**WORK TO COMPLETE**
Render the rows below as a Markdown table with the columns "No." and "Entry." Start with the row containing "Patent image size: (867, 523).", continue through the row containing "The outflow aperture 10 is at (522, 134).", number each row, and leave out blank ones.

**DATA FOR THIS EXERCISE**
— START —

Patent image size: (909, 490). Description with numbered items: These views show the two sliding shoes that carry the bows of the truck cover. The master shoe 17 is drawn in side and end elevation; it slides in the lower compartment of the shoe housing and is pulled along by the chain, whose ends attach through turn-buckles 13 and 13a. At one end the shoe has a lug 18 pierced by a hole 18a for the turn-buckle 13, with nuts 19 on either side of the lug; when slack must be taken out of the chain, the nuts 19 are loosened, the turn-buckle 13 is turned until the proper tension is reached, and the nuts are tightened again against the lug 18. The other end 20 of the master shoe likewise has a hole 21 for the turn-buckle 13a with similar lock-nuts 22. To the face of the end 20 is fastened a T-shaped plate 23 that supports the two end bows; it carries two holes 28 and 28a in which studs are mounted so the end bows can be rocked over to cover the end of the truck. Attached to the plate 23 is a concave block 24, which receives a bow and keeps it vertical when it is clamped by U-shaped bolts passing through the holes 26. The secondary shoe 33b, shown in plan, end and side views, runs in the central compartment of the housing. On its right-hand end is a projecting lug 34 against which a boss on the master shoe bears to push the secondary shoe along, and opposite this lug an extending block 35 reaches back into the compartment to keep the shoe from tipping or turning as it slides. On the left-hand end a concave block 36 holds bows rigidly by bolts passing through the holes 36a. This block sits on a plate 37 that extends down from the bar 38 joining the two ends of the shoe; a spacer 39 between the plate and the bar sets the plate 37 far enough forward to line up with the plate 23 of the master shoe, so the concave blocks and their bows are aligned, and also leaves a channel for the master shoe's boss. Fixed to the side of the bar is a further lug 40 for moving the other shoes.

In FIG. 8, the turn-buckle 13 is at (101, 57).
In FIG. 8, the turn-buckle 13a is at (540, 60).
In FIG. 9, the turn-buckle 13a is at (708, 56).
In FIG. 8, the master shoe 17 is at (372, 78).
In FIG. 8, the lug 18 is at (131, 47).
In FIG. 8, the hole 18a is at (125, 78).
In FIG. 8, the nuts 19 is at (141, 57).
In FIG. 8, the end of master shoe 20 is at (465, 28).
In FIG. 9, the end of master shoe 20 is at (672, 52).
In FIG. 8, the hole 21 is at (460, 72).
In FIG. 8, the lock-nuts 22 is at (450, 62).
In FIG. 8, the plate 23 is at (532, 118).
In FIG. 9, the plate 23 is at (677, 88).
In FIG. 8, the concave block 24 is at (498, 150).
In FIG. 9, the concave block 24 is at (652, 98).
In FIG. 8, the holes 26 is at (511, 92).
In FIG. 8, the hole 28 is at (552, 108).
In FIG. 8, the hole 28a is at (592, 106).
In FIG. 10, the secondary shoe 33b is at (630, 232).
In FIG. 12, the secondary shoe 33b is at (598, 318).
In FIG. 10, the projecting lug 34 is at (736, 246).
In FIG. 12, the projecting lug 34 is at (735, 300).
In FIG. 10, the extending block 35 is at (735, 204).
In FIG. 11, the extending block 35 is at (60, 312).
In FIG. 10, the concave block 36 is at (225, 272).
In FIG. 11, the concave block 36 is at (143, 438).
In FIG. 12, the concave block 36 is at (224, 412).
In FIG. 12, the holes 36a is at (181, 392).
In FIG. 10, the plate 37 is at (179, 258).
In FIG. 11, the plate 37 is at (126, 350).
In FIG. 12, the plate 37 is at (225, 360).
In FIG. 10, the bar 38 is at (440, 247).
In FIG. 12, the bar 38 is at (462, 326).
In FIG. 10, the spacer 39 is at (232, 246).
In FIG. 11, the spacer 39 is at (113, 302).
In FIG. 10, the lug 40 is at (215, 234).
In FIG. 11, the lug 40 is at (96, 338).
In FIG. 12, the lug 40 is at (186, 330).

— END —
— START —

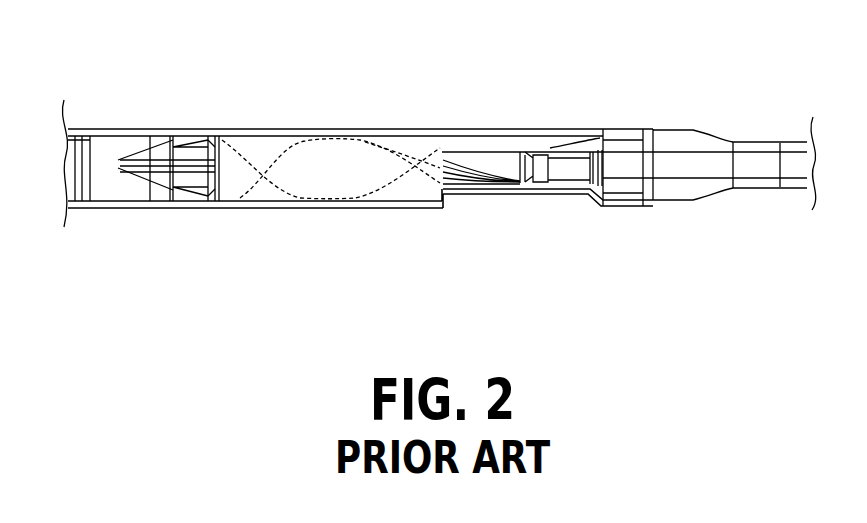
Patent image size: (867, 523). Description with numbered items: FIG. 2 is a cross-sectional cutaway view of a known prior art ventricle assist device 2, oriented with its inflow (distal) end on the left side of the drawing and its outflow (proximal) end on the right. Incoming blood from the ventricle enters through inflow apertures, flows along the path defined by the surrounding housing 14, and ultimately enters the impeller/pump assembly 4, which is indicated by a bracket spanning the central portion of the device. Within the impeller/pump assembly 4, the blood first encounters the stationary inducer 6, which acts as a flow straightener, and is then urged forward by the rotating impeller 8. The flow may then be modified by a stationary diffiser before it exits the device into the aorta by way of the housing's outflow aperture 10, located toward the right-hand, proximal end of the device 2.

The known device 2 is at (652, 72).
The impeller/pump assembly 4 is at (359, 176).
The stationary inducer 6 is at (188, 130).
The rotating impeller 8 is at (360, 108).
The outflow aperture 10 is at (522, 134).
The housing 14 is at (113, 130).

— END —

**WRITTEN RESPONSE**
| No. | Entry |
|---|---|
| 1 | Patent image size: (867, 523). Description with numbered items: FIG. 2 is a cross-sectional cutaway view of a known prior art ventricle assist device 2, oriented with its inflow (distal) end on the left side of the drawing and its outflow (proximal) end on the right. Incoming blood from the ventricle enters through inflow apertures, flows along the path defined by the surrounding housing 14, and ultimately enters the impeller/pump assembly 4, which is indicated by a bracket spanning the central portion of the device. Within the impeller/pump assembly 4, the blood first encounters the stationary inducer 6, which acts as a flow straightener, and is then urged forward by the rotating impeller 8. The flow may then be modified by a stationary diffiser before it exits the device into the aorta by way of the housing's outflow aperture 10, located toward the right-hand, proximal end of the device 2. |
| 2 | The known device 2 is at (652, 72). |
| 3 | The impeller/pump assembly 4 is at (359, 176). |
| 4 | The stationary inducer 6 is at (188, 130). |
| 5 | The rotating impeller 8 is at (360, 108). |
| 6 | The outflow aperture 10 is at (522, 134). |